Pull each line holding the word "Widzów" from the data.
Data extract start
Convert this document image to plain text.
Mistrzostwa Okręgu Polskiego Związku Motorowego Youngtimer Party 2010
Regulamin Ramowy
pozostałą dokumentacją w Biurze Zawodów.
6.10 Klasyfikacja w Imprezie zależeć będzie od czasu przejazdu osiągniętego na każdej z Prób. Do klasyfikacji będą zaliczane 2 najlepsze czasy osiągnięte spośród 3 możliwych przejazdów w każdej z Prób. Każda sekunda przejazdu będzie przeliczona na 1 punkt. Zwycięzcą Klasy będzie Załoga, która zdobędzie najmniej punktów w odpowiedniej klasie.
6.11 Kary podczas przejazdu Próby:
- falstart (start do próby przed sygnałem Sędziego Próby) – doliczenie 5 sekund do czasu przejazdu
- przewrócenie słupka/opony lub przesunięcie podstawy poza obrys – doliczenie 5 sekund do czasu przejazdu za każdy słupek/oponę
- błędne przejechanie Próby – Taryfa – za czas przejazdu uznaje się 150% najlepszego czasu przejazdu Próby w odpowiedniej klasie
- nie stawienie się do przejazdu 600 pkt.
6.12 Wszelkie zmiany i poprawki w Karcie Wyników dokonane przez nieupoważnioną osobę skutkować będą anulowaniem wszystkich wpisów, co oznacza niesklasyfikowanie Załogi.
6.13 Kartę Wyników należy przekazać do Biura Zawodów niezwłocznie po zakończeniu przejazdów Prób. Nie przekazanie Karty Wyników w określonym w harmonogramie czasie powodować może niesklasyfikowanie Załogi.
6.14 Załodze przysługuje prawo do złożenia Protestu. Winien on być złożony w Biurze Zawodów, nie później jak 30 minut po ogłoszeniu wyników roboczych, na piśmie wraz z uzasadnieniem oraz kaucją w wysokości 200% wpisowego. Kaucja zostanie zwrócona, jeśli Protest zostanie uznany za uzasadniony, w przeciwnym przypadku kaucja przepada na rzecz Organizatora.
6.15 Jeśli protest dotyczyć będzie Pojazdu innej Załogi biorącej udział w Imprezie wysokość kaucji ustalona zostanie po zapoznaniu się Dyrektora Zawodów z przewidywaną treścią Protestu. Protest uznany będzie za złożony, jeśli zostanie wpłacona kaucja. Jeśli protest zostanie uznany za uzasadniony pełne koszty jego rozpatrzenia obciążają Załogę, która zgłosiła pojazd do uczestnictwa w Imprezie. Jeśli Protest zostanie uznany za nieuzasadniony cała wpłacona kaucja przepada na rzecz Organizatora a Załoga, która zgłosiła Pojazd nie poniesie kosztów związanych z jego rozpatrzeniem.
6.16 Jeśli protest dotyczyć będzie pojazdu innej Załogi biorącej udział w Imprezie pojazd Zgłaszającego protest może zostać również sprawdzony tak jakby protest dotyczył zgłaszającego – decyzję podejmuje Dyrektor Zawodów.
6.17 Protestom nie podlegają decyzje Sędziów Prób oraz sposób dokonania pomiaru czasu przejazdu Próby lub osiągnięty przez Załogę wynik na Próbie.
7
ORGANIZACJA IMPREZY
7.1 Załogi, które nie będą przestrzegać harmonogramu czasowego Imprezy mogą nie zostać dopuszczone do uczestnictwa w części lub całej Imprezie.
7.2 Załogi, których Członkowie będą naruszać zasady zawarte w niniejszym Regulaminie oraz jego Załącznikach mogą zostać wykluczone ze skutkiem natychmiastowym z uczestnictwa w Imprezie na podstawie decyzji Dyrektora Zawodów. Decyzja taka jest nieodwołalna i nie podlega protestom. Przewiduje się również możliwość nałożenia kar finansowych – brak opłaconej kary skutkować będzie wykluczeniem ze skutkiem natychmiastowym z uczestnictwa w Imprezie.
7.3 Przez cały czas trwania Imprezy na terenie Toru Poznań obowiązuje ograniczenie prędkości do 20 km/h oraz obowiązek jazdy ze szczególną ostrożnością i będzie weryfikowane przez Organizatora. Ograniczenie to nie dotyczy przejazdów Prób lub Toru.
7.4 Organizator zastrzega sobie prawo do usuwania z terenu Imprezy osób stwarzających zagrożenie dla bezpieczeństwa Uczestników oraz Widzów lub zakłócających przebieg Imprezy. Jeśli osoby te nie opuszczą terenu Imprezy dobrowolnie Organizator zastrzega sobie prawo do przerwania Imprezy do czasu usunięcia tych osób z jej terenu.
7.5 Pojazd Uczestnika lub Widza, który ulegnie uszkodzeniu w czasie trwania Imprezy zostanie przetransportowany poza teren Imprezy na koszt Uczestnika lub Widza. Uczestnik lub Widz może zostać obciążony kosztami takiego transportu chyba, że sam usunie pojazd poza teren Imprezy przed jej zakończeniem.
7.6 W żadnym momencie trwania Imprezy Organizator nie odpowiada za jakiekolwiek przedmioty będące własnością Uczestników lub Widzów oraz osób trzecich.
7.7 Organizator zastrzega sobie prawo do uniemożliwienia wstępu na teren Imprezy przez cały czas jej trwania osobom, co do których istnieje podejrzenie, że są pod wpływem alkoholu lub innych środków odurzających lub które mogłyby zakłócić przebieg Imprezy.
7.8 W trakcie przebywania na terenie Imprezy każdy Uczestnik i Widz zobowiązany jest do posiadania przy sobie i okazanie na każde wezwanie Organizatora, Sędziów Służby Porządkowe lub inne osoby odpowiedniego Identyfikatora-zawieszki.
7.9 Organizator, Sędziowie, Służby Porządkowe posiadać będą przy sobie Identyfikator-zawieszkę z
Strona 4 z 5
Data extract end
Solution to this task =
7.4 Organizator zastrzega sobie prawo do usuwania z terenu Imprezy osób stwarzających zagrożenie dla bezpieczeństwa Uczestników oraz Widzów lub zakłócających przebieg Imprezy. Jeśli osoby te nie opuszczą terenu Imprezy dobrowolnie Organizator zastrzega sobie prawo do przerwania Imprezy do czasu usunięcia tych osób z jej terenu.
7.6 W żadnym momencie trwania Imprezy Organizator nie odpowiada za jakiekolwiek przedmioty będące własnością Uczestników lub Widzów oraz osób trzecich.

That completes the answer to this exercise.